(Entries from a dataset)
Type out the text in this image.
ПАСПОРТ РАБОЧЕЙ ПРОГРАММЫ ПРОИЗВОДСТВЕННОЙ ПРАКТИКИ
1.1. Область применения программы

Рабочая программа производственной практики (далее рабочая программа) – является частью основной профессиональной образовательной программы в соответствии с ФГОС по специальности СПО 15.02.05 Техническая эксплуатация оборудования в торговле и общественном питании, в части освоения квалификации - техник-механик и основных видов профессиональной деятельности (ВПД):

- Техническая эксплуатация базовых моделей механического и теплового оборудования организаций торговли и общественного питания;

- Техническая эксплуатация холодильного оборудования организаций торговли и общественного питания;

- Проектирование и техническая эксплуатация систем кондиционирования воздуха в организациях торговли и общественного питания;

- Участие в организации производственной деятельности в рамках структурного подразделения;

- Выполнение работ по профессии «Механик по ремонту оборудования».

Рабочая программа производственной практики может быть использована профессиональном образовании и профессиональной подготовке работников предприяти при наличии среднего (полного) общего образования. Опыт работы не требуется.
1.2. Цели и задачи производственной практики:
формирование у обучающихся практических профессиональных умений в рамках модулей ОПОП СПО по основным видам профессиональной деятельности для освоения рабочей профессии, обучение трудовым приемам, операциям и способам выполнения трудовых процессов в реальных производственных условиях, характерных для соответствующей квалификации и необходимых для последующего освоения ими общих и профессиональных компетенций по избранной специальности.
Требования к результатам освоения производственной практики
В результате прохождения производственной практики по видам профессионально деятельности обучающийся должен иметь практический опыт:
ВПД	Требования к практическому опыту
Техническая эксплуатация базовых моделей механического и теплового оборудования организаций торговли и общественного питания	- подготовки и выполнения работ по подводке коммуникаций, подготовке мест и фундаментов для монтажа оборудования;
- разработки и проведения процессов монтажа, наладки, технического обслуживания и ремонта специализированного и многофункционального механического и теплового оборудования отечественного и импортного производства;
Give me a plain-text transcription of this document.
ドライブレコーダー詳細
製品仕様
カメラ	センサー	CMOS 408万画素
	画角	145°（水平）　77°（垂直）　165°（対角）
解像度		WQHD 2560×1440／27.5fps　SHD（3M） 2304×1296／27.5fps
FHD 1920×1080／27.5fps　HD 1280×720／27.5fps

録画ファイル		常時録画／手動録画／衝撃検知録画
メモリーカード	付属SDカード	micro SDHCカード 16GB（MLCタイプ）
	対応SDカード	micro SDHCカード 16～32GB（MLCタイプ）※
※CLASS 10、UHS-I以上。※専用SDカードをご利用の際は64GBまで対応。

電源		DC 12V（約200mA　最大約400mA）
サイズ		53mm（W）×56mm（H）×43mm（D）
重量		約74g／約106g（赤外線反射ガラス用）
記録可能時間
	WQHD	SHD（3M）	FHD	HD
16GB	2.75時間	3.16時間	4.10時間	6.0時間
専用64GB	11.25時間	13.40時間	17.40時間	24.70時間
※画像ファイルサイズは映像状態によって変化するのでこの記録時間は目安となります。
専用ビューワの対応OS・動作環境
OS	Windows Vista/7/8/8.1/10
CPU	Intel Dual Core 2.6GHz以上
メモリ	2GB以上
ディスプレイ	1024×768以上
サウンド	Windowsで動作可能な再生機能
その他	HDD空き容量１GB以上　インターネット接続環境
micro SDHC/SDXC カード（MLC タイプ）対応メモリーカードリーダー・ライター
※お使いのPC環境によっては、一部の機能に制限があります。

■ **What you have to do**:
Set down all of the data above, word for word.

■ **Result below**:
Type out the text in this image.
ПАСПОРТ РАБОЧЕЙ ПРОГРАММЫ ПРОИЗВОДСТВЕННОЙ ПРАКТИКИ
1.1. Область применения программы

Рабочая программа производственной практики (далее рабочая программа) – является частью основной профессиональной образовательной программы в соответствии с ФГОС по специальности СПО 15.02.05 Техническая эксплуатация оборудования в торговле и общественном питании, в части освоения квалификации - техник-механик и основных видов профессиональной деятельности (ВПД):

- Техническая эксплуатация базовых моделей механического и теплового оборудования организаций торговли и общественного питания;

- Техническая эксплуатация холодильного оборудования организаций торговли и общественного питания;

- Проектирование и техническая эксплуатация систем кондиционирования воздуха в организациях торговли и общественного питания;

- Участие в организации производственной деятельности в рамках структурного подразделения;

- Выполнение работ по профессии «Механик по ремонту оборудования».

Рабочая программа производственной практики может быть использована профессиональном образовании и профессиональной подготовке работников предприяти при наличии среднего (полного) общего образования. Опыт работы не требуется.
1.2. Цели и задачи производственной практики:
формирование у обучающихся практических профессиональных умений в рамках модулей ОПОП СПО по основным видам профессиональной деятельности для освоения рабочей профессии, обучение трудовым приемам, операциям и способам выполнения трудовых процессов в реальных производственных условиях, характерных для соответствующей квалификации и необходимых для последующего освоения ими общих и профессиональных компетенций по избранной специальности.
Требования к результатам освоения производственной практики
В результате прохождения производственной практики по видам профессионально деятельности обучающийся должен иметь практический опыт:
ВПД	Требования к практическому опыту
Техническая эксплуатация базовых моделей механического и теплового оборудования организаций торговли и общественного питания	- подготовки и выполнения работ по подводке коммуникаций, подготовке мест и фундаментов для монтажа оборудования;
- разработки и проведения процессов монтажа, наладки, технического обслуживания и ремонта специализированного и многофункционального механического и теплового оборудования отечественного и импортного производства;
Give me a plain-text transcription of this document.
ドライブレコーダー詳細
製品仕様
カメラ	センサー	CMOS 408万画素
	画角	145°（水平）　77°（垂直）　165°（対角）
解像度		WQHD 2560×1440／27.5fps　SHD（3M） 2304×1296／27.5fps
FHD 1920×1080／27.5fps　HD 1280×720／27.5fps

録画ファイル		常時録画／手動録画／衝撃検知録画
メモリーカード	付属SDカード	micro SDHCカード 16GB（MLCタイプ）
	対応SDカード	micro SDHCカード 16～32GB（MLCタイプ）※
※CLASS 10、UHS-I以上。※専用SDカードをご利用の際は64GBまで対応。

電源		DC 12V（約200mA　最大約400mA）
サイズ		53mm（W）×56mm（H）×43mm（D）
重量		約74g／約106g（赤外線反射ガラス用）
記録可能時間
	WQHD	SHD（3M）	FHD	HD
16GB	2.75時間	3.16時間	4.10時間	6.0時間
専用64GB	11.25時間	13.40時間	17.40時間	24.70時間
※画像ファイルサイズは映像状態によって変化するのでこの記録時間は目安となります。
専用ビューワの対応OS・動作環境
OS	Windows Vista/7/8/8.1/10
CPU	Intel Dual Core 2.6GHz以上
メモリ	2GB以上
ディスプレイ	1024×768以上
サウンド	Windowsで動作可能な再生機能
その他	HDD空き容量１GB以上　インターネット接続環境
micro SDHC/SDXC カード（MLC タイプ）対応メモリーカードリーダー・ライター
※お使いのPC環境によっては、一部の機能に制限があります。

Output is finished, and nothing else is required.